GIVEN EXERCISE - Scan the material below for the string "Kommentar", and copy every line where it shows up.

TASK DATA -
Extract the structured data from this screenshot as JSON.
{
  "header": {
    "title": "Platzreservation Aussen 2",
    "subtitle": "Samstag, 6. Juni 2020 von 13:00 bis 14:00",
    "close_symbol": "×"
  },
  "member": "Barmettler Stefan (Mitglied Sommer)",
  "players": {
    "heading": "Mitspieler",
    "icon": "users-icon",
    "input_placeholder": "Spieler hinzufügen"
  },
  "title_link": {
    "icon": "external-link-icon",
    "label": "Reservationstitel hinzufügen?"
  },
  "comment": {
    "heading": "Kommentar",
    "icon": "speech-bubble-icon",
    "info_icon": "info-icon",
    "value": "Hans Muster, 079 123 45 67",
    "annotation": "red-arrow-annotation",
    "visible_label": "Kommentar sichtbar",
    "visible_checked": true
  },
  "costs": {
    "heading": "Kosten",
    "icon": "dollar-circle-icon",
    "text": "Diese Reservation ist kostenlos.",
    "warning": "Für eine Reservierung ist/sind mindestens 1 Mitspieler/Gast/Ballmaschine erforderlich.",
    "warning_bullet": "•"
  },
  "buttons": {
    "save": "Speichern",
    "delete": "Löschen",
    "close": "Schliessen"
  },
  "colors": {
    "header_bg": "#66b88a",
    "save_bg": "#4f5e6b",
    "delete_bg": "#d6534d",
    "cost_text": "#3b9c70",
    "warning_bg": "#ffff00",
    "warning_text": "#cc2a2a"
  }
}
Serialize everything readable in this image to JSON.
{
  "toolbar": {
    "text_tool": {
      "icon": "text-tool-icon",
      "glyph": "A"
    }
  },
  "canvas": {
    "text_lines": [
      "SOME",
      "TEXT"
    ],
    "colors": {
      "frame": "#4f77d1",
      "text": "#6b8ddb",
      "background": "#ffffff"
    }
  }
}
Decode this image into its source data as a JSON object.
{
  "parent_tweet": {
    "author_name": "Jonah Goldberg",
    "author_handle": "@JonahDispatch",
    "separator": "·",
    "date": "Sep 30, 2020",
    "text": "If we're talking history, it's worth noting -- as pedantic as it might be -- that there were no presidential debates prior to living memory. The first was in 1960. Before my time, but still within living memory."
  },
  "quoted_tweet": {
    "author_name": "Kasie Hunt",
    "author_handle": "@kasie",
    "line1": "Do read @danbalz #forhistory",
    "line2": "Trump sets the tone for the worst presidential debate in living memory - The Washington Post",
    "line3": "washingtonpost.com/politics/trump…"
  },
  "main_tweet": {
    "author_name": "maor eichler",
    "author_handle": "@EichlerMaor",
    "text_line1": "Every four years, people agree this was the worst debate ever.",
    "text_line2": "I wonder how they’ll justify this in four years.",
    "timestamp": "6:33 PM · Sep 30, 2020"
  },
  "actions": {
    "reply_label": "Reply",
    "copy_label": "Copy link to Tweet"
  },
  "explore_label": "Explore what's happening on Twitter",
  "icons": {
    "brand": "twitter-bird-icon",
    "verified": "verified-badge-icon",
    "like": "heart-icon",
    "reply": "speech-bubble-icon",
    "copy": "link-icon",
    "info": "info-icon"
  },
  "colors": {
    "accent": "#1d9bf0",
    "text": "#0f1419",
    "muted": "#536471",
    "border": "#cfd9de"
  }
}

THE RESULT -
    "heading": "Kommentar",
    "visible_label": "Kommentar sichtbar",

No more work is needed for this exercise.